Return the items verbatim, starting at the first line and ending with the line that contains "y-tick-label: 0.35: [49, 74, 78, 89]", including both ends.
## begin
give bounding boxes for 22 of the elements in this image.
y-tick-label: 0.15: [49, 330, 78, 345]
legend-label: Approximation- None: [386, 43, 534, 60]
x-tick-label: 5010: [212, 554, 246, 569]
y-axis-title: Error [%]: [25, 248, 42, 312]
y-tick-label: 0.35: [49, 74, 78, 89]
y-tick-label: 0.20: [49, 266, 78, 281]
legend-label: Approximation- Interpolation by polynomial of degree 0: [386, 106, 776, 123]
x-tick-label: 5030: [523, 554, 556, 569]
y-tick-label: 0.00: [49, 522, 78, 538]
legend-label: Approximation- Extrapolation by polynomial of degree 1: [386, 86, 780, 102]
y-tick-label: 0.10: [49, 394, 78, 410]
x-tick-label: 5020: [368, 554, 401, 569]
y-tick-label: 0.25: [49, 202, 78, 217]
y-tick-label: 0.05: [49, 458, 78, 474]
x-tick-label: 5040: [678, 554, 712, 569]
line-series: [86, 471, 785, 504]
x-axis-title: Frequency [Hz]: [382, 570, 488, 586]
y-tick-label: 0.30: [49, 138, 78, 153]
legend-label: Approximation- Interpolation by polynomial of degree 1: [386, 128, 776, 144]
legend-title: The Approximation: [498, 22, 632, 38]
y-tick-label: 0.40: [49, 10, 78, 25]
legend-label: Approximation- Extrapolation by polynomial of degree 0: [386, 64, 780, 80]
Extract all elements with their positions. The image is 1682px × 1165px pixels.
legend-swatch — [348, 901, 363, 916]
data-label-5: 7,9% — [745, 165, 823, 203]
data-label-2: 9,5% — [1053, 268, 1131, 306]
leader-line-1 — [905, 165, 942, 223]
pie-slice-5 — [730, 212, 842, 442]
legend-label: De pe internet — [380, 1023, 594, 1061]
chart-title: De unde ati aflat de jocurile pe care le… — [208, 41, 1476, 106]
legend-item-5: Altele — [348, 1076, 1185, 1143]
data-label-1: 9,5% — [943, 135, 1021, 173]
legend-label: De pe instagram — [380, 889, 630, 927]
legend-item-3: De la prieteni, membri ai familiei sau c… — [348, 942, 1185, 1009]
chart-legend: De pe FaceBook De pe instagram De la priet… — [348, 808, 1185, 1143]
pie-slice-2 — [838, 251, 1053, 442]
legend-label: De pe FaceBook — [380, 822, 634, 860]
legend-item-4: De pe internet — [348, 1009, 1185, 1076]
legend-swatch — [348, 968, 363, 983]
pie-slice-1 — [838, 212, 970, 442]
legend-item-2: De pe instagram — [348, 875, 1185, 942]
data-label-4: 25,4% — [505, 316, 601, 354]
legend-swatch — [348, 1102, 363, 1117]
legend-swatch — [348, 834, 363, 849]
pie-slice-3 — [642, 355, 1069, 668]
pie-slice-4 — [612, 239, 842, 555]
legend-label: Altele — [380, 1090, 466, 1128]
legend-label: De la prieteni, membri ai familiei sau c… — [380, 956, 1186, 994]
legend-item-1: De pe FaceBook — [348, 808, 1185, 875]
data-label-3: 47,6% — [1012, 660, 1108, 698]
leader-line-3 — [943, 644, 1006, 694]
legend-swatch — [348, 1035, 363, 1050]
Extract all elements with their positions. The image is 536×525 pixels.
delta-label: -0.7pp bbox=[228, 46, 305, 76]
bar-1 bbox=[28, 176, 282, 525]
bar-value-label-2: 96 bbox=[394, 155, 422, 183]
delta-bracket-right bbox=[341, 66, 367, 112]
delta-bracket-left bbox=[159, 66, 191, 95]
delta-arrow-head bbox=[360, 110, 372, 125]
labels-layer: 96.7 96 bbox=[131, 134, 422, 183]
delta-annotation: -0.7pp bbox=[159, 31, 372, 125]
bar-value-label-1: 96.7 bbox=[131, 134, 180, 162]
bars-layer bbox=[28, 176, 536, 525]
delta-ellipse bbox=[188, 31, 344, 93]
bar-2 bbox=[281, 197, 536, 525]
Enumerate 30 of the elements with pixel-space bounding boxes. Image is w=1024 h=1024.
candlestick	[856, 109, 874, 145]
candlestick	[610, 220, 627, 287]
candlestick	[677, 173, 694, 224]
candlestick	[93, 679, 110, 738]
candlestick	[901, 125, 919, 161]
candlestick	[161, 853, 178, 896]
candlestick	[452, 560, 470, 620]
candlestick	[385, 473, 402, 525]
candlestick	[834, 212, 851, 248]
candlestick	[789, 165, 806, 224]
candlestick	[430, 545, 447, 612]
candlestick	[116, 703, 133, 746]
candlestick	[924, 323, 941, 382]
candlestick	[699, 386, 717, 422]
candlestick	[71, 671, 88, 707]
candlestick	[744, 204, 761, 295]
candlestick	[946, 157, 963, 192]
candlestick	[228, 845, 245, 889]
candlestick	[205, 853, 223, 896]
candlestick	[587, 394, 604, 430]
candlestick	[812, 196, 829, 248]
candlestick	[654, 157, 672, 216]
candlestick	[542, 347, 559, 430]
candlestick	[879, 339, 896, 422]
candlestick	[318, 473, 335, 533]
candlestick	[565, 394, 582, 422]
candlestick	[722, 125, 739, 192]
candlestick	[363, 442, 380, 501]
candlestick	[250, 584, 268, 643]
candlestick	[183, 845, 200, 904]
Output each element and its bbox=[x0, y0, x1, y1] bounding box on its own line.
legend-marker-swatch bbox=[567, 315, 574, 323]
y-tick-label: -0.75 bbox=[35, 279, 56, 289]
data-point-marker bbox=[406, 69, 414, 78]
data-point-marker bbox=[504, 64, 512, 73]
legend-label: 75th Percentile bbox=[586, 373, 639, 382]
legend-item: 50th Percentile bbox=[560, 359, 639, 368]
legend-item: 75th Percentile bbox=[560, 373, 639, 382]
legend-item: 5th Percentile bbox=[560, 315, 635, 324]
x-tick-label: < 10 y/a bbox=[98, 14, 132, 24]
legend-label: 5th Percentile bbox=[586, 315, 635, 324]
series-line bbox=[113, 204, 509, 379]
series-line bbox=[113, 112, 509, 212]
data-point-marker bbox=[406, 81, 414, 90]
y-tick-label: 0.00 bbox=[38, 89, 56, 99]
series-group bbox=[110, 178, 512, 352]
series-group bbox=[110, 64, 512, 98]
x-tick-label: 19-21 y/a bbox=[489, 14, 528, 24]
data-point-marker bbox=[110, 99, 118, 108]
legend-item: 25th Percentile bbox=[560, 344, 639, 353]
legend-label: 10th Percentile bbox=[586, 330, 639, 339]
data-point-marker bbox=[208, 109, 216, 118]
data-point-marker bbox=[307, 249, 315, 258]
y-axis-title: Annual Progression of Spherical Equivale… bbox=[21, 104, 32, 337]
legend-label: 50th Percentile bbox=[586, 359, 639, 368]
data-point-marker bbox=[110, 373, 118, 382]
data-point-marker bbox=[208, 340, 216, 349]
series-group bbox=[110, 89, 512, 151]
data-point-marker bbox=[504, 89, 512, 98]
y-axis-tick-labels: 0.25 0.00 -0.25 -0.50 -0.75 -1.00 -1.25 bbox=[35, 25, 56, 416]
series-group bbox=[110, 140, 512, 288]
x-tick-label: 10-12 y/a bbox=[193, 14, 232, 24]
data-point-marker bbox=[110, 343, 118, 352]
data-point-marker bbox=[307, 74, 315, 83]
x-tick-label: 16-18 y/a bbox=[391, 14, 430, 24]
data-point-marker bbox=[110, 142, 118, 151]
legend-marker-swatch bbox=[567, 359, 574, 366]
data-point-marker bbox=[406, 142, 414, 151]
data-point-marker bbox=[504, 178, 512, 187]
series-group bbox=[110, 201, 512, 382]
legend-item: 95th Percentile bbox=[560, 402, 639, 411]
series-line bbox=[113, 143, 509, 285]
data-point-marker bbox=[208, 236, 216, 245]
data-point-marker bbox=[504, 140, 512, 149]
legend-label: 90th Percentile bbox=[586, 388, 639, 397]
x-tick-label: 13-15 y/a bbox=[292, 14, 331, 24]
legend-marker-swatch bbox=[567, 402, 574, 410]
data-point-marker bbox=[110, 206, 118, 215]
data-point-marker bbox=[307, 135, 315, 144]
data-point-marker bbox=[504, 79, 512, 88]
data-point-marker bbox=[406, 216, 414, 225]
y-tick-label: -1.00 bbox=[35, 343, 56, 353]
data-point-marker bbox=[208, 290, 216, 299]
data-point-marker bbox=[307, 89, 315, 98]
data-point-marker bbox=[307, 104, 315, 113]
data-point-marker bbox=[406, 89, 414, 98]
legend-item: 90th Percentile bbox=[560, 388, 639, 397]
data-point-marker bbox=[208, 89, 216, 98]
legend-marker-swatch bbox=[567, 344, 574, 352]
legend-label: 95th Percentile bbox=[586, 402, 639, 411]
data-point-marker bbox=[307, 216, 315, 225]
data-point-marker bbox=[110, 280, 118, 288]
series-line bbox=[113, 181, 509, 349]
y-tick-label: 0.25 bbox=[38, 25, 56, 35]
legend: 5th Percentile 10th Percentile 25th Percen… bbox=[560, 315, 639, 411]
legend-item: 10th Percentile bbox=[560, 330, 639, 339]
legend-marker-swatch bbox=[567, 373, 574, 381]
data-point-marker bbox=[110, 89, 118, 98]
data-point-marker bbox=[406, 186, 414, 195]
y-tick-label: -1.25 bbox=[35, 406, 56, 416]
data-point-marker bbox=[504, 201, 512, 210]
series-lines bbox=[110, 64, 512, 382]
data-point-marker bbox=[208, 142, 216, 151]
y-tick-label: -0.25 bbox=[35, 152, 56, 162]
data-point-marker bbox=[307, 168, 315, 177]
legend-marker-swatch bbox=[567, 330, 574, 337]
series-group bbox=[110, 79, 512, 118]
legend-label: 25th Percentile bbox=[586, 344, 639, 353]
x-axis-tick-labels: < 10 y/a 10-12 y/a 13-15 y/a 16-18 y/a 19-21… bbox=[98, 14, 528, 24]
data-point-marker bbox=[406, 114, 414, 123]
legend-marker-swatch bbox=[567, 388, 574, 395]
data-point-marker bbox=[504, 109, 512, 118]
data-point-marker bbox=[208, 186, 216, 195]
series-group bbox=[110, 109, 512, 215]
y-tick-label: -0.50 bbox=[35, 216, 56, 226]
## end
EXERCISE RESPONSE:
give bounding boxes for 22 of the elements in this image.
y-tick-label: 0.15: [49, 330, 78, 345]
legend-label: Approximation- None: [386, 43, 534, 60]
x-tick-label: 5010: [212, 554, 246, 569]
y-axis-title: Error [%]: [25, 248, 42, 312]
y-tick-label: 0.35: [49, 74, 78, 89]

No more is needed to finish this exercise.